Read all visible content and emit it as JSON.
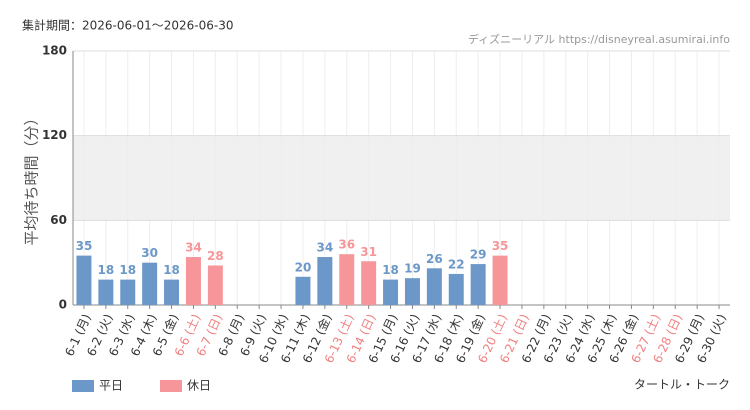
{
  "chart_data": {
    "type": "bar",
    "period": "集計期間：2026-06-01～2026-06-30",
    "source": "ディズニーリアル https://disneyreal.asumirai.info",
    "ylabel": "平均待ち時間（分）",
    "attraction": "タートル・トーク",
    "categories": [
      "6-1 (月)",
      "6-2 (火)",
      "6-3 (水)",
      "6-4 (木)",
      "6-5 (金)",
      "6-6 (土)",
      "6-7 (日)",
      "6-8 (月)",
      "6-9 (火)",
      "6-10 (水)",
      "6-11 (木)",
      "6-12 (金)",
      "6-13 (土)",
      "6-14 (日)",
      "6-15 (月)",
      "6-16 (火)",
      "6-17 (水)",
      "6-18 (木)",
      "6-19 (金)",
      "6-20 (土)",
      "6-21 (日)",
      "6-22 (月)",
      "6-23 (火)",
      "6-24 (水)",
      "6-25 (木)",
      "6-26 (金)",
      "6-27 (土)",
      "6-28 (日)",
      "6-29 (月)",
      "6-30 (火)"
    ],
    "category_colors": [
      "#333",
      "#333",
      "#333",
      "#333",
      "#333",
      "#f08080",
      "#f08080",
      "#333",
      "#333",
      "#333",
      "#333",
      "#333",
      "#f08080",
      "#f08080",
      "#333",
      "#333",
      "#333",
      "#333",
      "#333",
      "#f08080",
      "#f08080",
      "#333",
      "#333",
      "#333",
      "#333",
      "#333",
      "#f08080",
      "#f08080",
      "#333",
      "#333"
    ],
    "series": [
      {
        "name": "平日",
        "color": "#6b98c9",
        "values": [
          35,
          18,
          18,
          30,
          18,
          null,
          null,
          null,
          null,
          null,
          20,
          34,
          null,
          null,
          18,
          19,
          26,
          22,
          29,
          null,
          null,
          null,
          null,
          null,
          null,
          null,
          null,
          null,
          null,
          null
        ]
      },
      {
        "name": "休日",
        "color": "#f7969a",
        "values": [
          null,
          null,
          null,
          null,
          null,
          34,
          28,
          null,
          null,
          null,
          null,
          null,
          36,
          31,
          null,
          null,
          null,
          null,
          null,
          35,
          null,
          null,
          null,
          null,
          null,
          null,
          null,
          null,
          null,
          null
        ]
      }
    ],
    "ylim": [
      0,
      180
    ],
    "yticks": [
      0,
      60,
      120,
      180
    ],
    "shaded_band": [
      60,
      120
    ],
    "grid": true
  }
}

_Set problem_. Set the pictures aside and transcribe the data above exactly.

_Full response_.
Read all visible content and emit it as JSON.
{
  "chart_data": {
    "type": "bar",
    "period": "集計期間：2026-06-01～2026-06-30",
    "source": "ディズニーリアル https://disneyreal.asumirai.info",
    "ylabel": "平均待ち時間（分）",
    "attraction": "タートル・トーク",
    "categories": [
      "6-1 (月)",
      "6-2 (火)",
      "6-3 (水)",
      "6-4 (木)",
      "6-5 (金)",
      "6-6 (土)",
      "6-7 (日)",
      "6-8 (月)",
      "6-9 (火)",
      "6-10 (水)",
      "6-11 (木)",
      "6-12 (金)",
      "6-13 (土)",
      "6-14 (日)",
      "6-15 (月)",
      "6-16 (火)",
      "6-17 (水)",
      "6-18 (木)",
      "6-19 (金)",
      "6-20 (土)",
      "6-21 (日)",
      "6-22 (月)",
      "6-23 (火)",
      "6-24 (水)",
      "6-25 (木)",
      "6-26 (金)",
      "6-27 (土)",
      "6-28 (日)",
      "6-29 (月)",
      "6-30 (火)"
    ],
    "category_colors": [
      "#333",
      "#333",
      "#333",
      "#333",
      "#333",
      "#f08080",
      "#f08080",
      "#333",
      "#333",
      "#333",
      "#333",
      "#333",
      "#f08080",
      "#f08080",
      "#333",
      "#333",
      "#333",
      "#333",
      "#333",
      "#f08080",
      "#f08080",
      "#333",
      "#333",
      "#333",
      "#333",
      "#333",
      "#f08080",
      "#f08080",
      "#333",
      "#333"
    ],
    "series": [
      {
        "name": "平日",
        "color": "#6b98c9",
        "values": [
          35,
          18,
          18,
          30,
          18,
          null,
          null,
          null,
          null,
          null,
          20,
          34,
          null,
          null,
          18,
          19,
          26,
          22,
          29,
          null,
          null,
          null,
          null,
          null,
          null,
          null,
          null,
          null,
          null,
          null
        ]
      },
      {
        "name": "休日",
        "color": "#f7969a",
        "values": [
          null,
          null,
          null,
          null,
          null,
          34,
          28,
          null,
          null,
          null,
          null,
          null,
          36,
          31,
          null,
          null,
          null,
          null,
          null,
          35,
          null,
          null,
          null,
          null,
          null,
          null,
          null,
          null,
          null,
          null
        ]
      }
    ],
    "ylim": [
      0,
      180
    ],
    "yticks": [
      0,
      60,
      120,
      180
    ],
    "shaded_band": [
      60,
      120
    ],
    "grid": true
  }
}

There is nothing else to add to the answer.